[start of Dataset rows]
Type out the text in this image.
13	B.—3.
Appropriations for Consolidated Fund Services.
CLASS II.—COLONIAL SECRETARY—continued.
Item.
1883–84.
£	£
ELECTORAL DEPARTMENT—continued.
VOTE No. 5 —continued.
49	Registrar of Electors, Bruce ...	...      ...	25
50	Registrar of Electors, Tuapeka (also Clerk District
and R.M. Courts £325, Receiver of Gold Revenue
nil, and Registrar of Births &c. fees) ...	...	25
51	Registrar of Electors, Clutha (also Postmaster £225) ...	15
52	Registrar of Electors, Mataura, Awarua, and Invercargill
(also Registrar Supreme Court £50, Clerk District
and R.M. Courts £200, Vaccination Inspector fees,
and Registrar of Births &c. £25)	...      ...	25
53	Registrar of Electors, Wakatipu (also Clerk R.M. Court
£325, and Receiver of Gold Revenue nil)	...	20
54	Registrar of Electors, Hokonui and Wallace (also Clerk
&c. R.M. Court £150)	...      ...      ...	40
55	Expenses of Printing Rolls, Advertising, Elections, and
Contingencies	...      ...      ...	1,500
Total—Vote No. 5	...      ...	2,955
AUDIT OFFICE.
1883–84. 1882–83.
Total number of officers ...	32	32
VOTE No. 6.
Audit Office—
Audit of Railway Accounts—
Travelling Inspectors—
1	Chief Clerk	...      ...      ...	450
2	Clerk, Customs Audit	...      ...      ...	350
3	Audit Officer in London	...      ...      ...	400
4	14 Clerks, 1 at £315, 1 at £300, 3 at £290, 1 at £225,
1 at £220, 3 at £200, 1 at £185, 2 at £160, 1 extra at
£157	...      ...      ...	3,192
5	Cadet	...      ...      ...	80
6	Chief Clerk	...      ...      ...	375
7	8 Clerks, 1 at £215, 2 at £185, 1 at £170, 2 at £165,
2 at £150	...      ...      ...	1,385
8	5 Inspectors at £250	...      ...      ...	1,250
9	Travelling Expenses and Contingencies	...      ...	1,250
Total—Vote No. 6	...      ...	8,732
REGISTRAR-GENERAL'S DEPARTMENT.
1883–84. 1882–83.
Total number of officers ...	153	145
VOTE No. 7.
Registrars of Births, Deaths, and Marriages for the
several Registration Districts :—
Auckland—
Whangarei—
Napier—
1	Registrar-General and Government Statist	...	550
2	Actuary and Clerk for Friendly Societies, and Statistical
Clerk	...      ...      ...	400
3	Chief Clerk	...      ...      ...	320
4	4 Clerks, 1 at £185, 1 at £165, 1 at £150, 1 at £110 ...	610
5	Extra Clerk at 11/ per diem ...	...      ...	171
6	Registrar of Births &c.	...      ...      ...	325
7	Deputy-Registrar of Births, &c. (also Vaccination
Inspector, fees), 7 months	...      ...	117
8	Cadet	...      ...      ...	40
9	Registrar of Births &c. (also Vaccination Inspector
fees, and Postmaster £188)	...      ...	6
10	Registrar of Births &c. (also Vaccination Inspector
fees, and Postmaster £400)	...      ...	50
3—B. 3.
[end of Dataset rows]
[start of Dataset rows]
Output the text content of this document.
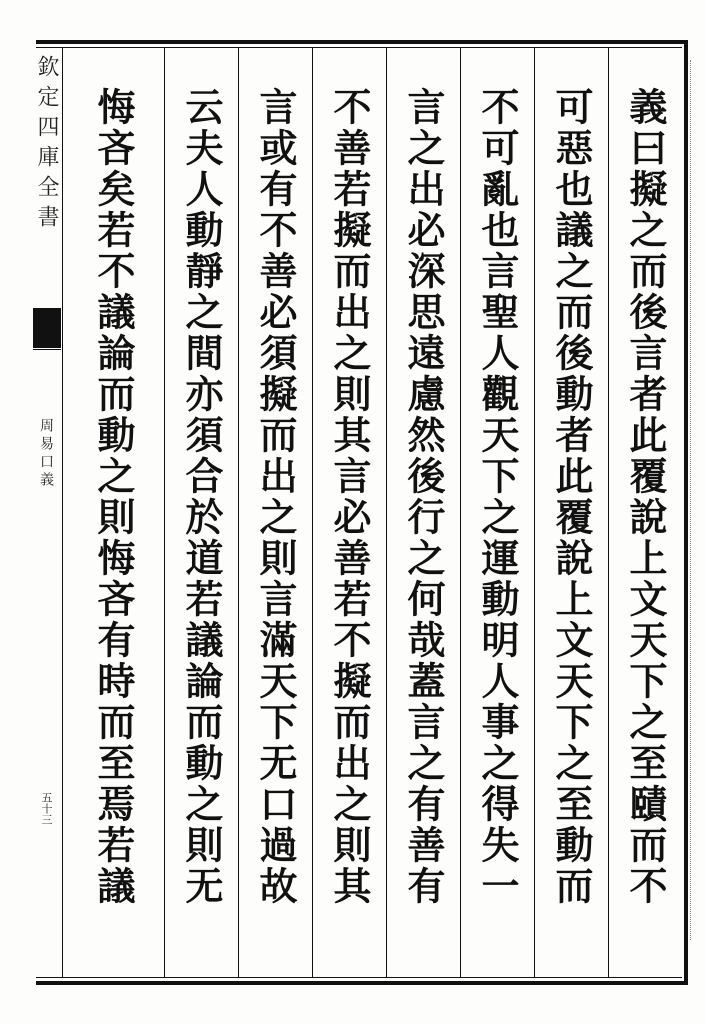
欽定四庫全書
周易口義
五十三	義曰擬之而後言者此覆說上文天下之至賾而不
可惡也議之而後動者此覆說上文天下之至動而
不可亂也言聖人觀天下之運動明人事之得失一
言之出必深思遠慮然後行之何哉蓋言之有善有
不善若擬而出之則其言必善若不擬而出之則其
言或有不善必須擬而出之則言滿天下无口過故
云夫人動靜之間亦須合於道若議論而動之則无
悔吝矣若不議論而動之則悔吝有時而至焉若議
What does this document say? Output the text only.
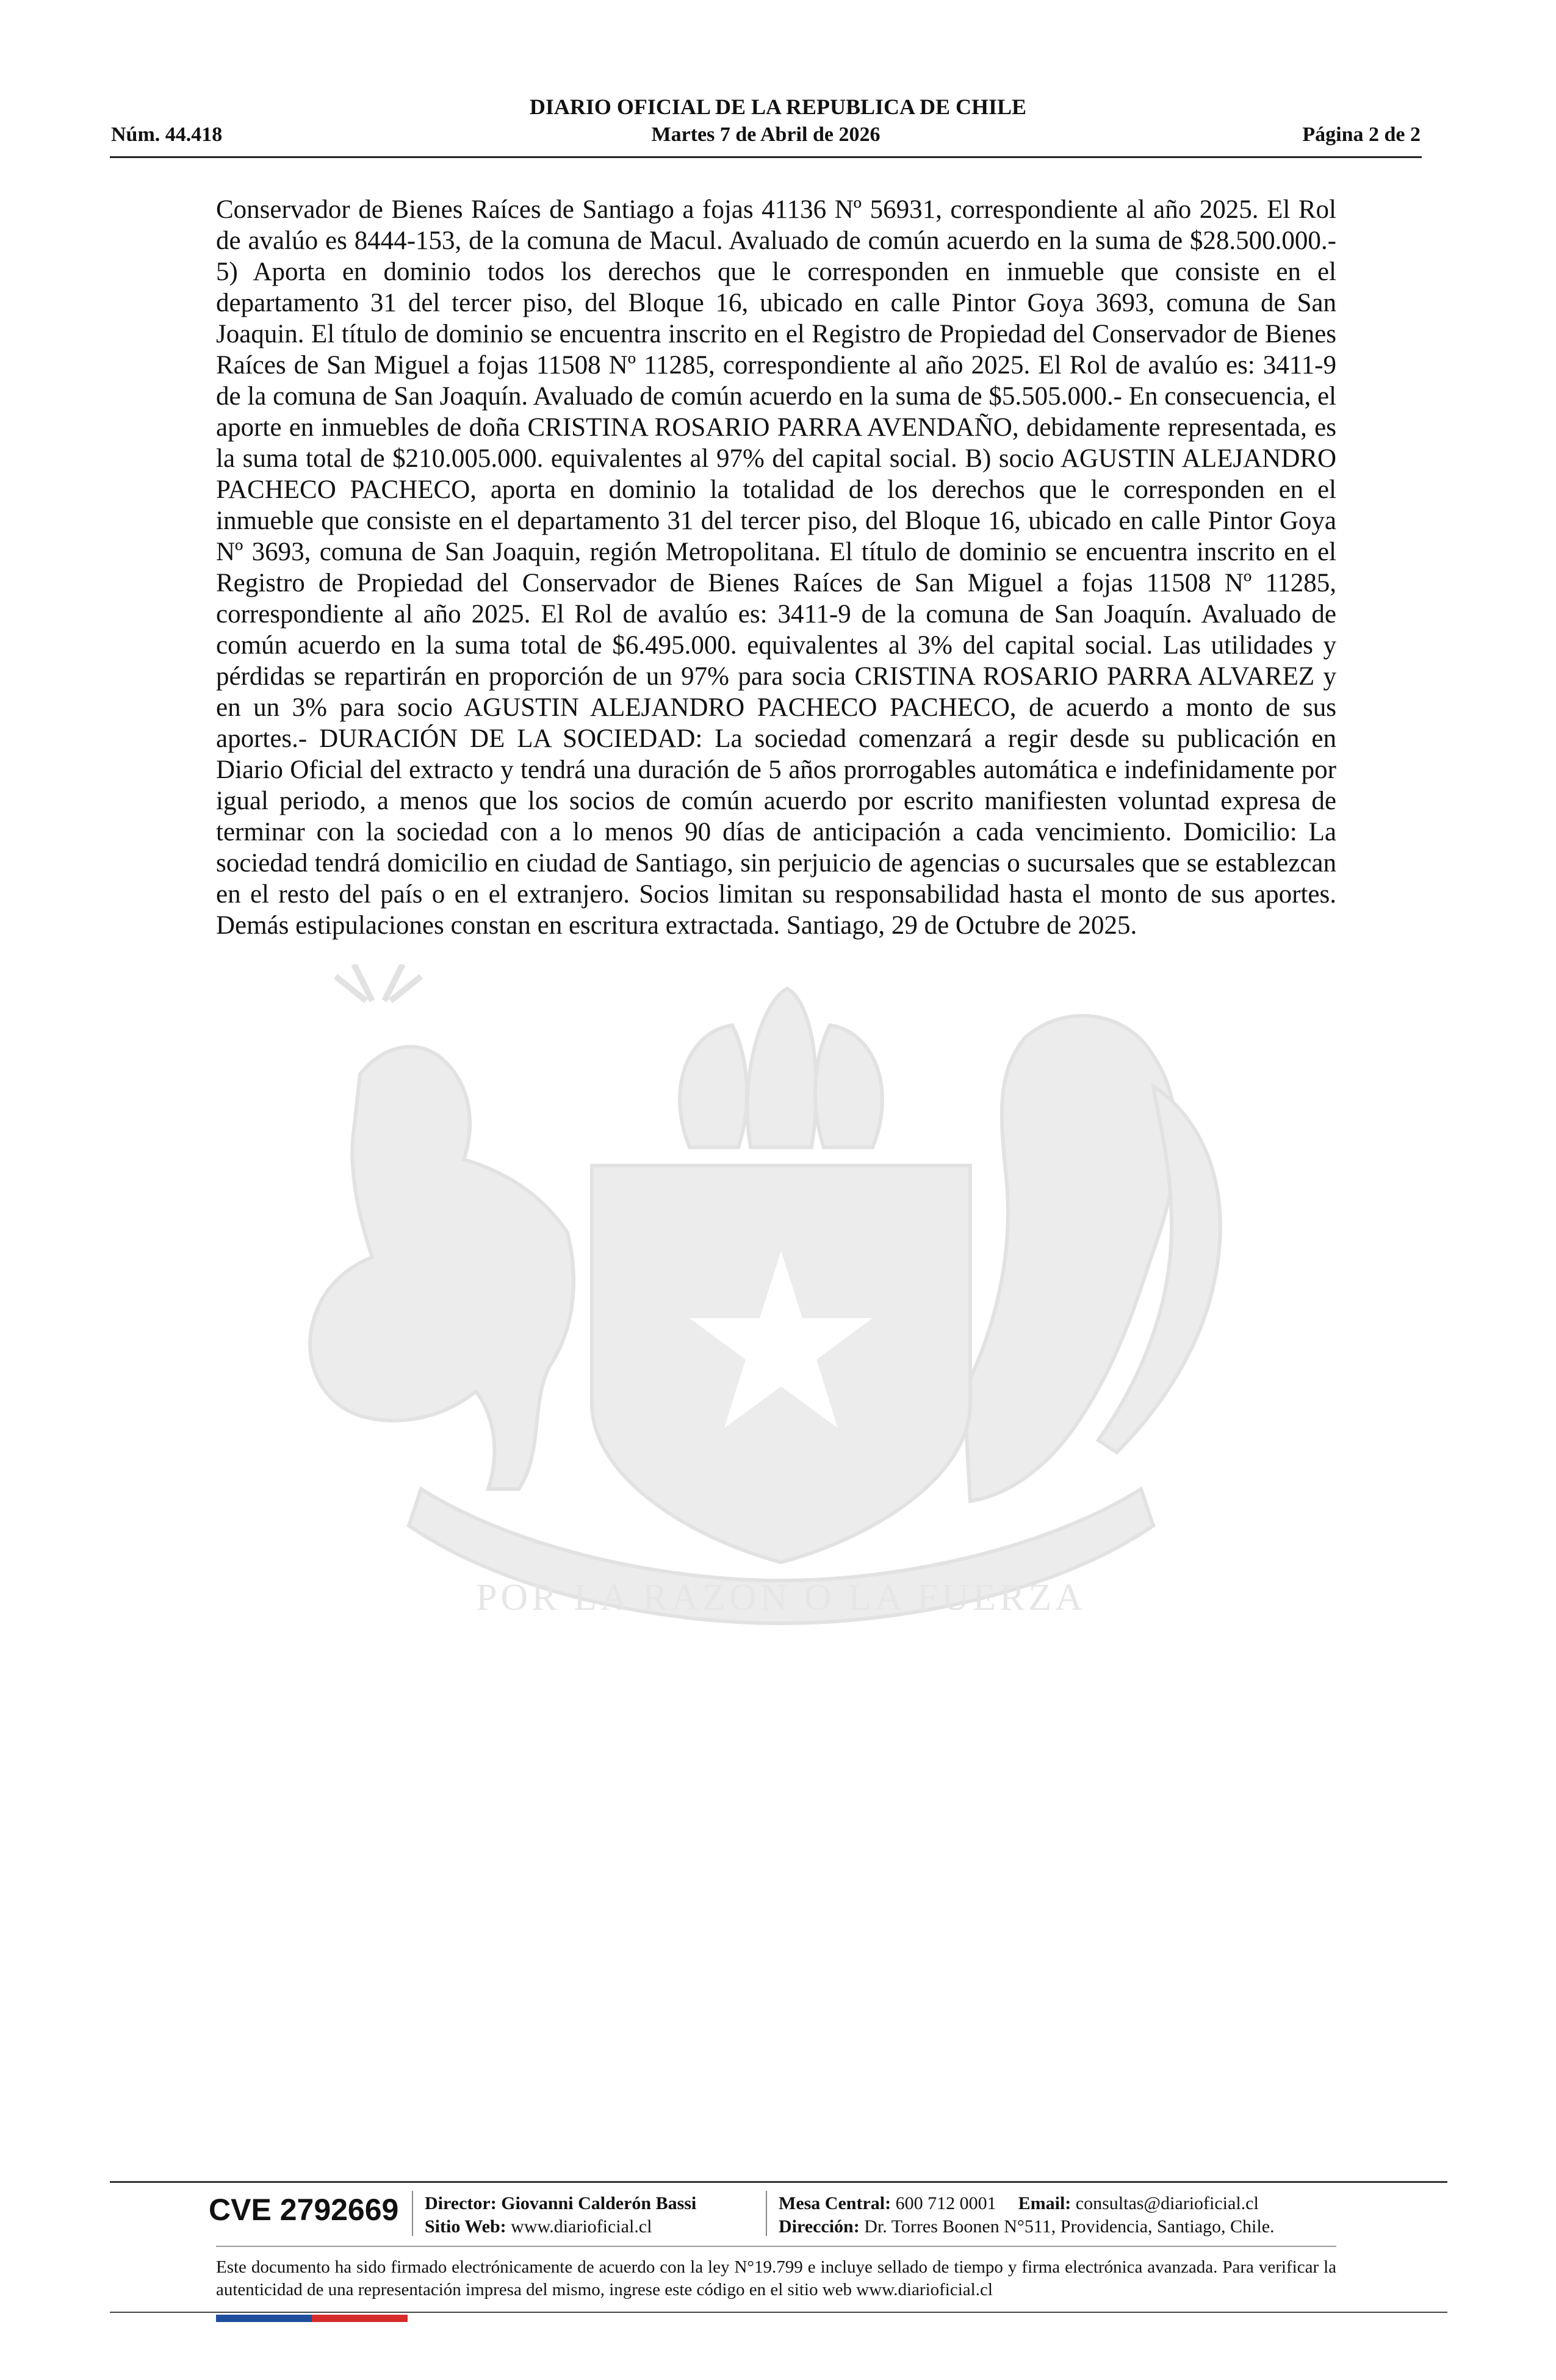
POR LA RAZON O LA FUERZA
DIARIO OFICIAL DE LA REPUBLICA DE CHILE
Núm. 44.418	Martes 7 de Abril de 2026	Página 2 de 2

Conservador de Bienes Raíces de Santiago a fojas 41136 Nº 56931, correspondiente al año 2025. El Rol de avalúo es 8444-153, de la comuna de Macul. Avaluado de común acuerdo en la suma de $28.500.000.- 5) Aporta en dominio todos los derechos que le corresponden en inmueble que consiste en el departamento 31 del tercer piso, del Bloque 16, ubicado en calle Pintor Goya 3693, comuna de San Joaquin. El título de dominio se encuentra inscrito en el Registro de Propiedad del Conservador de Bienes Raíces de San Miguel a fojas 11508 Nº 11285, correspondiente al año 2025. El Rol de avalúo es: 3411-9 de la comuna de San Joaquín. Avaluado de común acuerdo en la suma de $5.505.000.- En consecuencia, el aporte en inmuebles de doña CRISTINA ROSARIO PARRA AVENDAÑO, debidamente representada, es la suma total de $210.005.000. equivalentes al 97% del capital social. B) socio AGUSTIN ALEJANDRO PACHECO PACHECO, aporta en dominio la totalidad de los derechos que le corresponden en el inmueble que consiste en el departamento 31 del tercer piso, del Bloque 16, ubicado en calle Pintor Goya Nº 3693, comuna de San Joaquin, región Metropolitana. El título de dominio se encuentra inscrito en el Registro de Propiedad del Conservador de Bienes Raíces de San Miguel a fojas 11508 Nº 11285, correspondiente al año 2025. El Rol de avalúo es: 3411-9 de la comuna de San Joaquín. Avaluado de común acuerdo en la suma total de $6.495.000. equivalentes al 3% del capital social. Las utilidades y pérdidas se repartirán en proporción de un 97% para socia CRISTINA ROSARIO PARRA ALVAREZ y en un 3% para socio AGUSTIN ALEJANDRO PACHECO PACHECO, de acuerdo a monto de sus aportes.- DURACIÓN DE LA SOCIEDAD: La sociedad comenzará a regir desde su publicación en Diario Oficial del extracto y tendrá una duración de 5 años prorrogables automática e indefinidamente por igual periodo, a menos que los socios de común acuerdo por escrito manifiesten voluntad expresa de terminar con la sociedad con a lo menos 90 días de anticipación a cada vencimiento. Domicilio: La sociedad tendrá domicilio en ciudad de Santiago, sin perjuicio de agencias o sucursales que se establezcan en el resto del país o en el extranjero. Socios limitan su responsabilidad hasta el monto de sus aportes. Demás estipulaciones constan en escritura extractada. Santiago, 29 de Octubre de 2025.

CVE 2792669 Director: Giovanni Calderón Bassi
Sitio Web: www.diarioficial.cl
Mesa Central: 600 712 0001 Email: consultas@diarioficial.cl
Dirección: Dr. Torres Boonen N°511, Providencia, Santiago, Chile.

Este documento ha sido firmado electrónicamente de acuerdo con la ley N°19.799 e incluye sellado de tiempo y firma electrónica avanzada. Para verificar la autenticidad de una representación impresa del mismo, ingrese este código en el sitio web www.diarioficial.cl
[end of Dataset rows]
[start of Dataset rows]
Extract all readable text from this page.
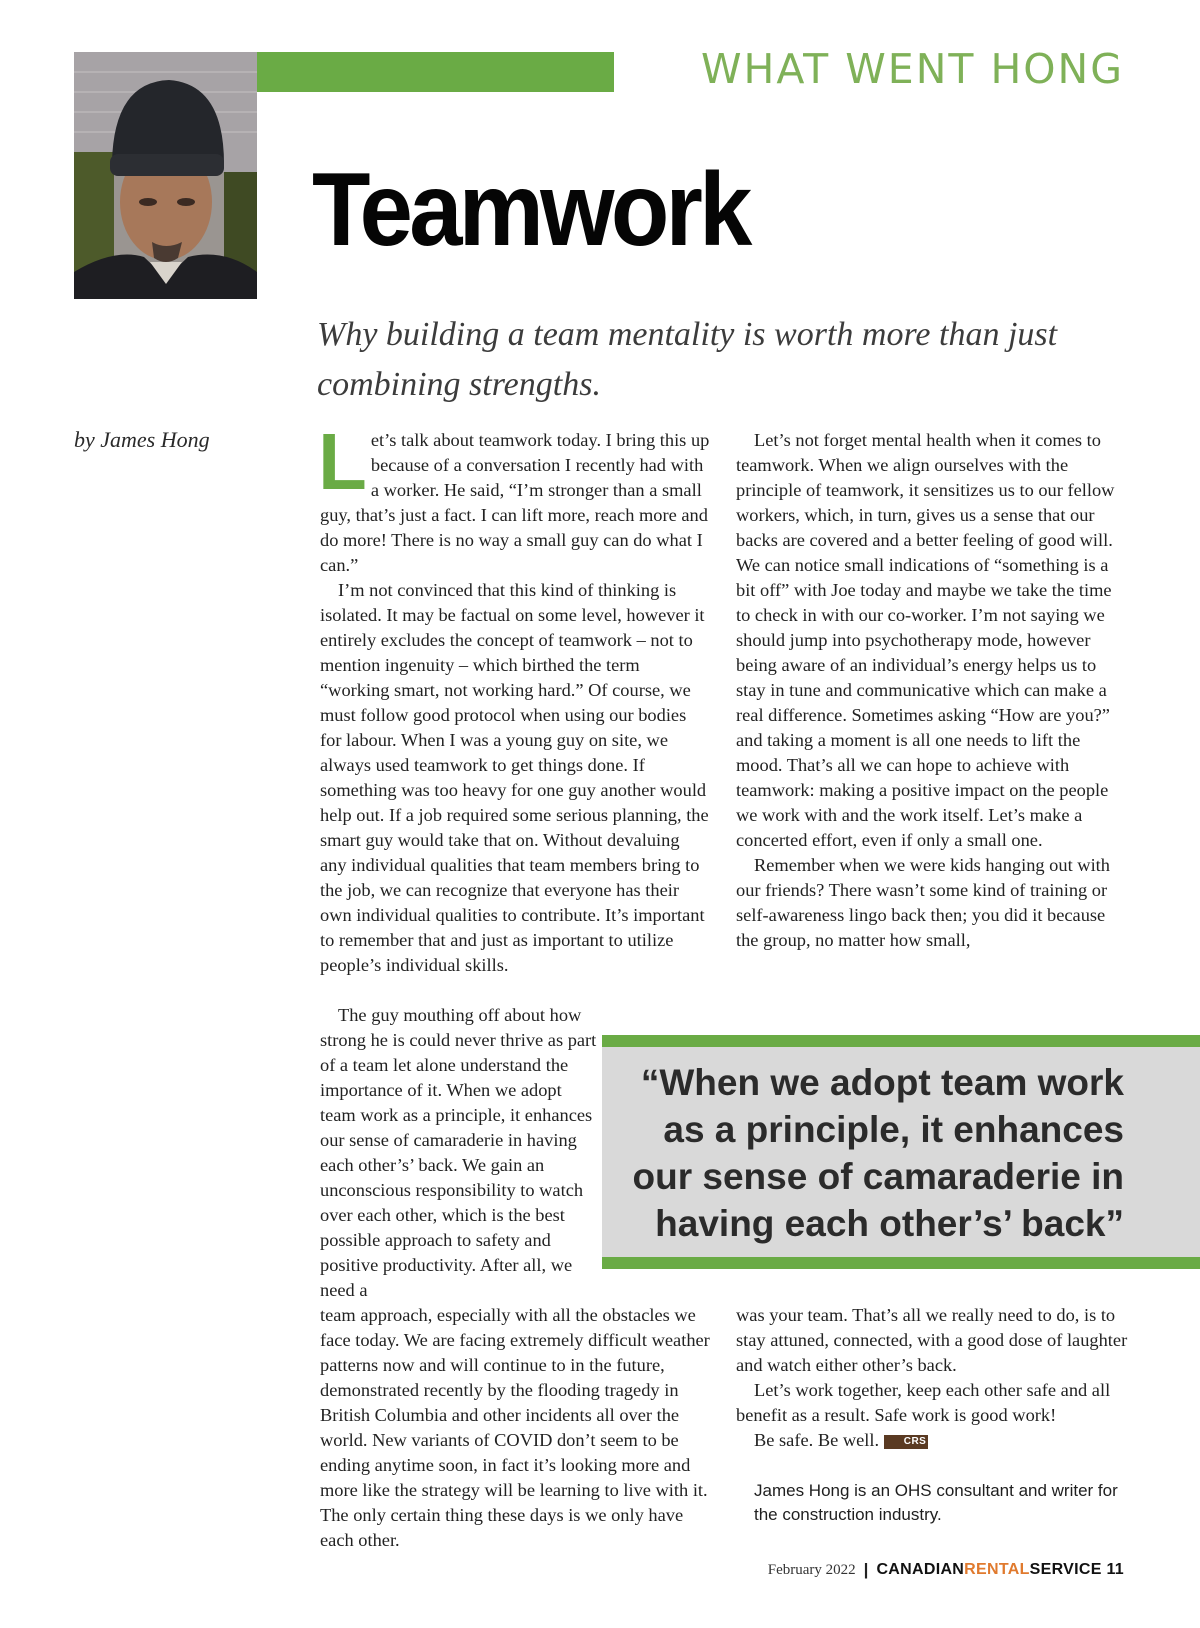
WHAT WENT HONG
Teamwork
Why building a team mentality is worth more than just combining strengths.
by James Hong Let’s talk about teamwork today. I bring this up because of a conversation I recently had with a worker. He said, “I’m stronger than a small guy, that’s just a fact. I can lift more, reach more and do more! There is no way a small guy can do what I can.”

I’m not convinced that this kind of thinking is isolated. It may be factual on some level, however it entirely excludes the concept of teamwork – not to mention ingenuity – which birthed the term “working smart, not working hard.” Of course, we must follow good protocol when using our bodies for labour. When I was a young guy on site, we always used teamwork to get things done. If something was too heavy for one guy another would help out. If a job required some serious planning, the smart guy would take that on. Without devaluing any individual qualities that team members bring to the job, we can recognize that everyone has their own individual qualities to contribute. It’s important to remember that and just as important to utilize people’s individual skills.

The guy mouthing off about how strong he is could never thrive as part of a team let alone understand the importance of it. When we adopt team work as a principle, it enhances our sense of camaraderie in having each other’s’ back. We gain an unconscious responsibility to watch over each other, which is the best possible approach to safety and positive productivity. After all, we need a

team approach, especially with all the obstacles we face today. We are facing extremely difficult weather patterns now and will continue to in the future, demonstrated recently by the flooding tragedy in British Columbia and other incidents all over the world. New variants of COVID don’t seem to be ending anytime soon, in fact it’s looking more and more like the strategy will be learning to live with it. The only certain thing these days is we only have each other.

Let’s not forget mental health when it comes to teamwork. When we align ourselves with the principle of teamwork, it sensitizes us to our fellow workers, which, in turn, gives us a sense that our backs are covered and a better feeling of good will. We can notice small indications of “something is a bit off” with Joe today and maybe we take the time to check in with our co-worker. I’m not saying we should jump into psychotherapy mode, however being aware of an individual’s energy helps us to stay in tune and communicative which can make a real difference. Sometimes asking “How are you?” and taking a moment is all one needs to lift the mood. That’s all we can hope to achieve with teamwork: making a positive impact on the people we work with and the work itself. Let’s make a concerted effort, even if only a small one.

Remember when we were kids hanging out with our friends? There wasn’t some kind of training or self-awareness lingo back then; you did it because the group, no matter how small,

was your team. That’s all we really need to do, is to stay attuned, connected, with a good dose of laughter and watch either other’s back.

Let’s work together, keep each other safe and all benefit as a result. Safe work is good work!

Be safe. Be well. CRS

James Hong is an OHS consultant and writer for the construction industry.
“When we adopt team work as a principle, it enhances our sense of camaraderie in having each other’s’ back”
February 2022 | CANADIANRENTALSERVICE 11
[end of Dataset rows]
### To do
Please list every line of the records that contains "Receiver".

### Exercise response
and R.M. Courts £325, Receiver of Gold Revenue
£325, and Receiver of Gold Revenue nil)	...	20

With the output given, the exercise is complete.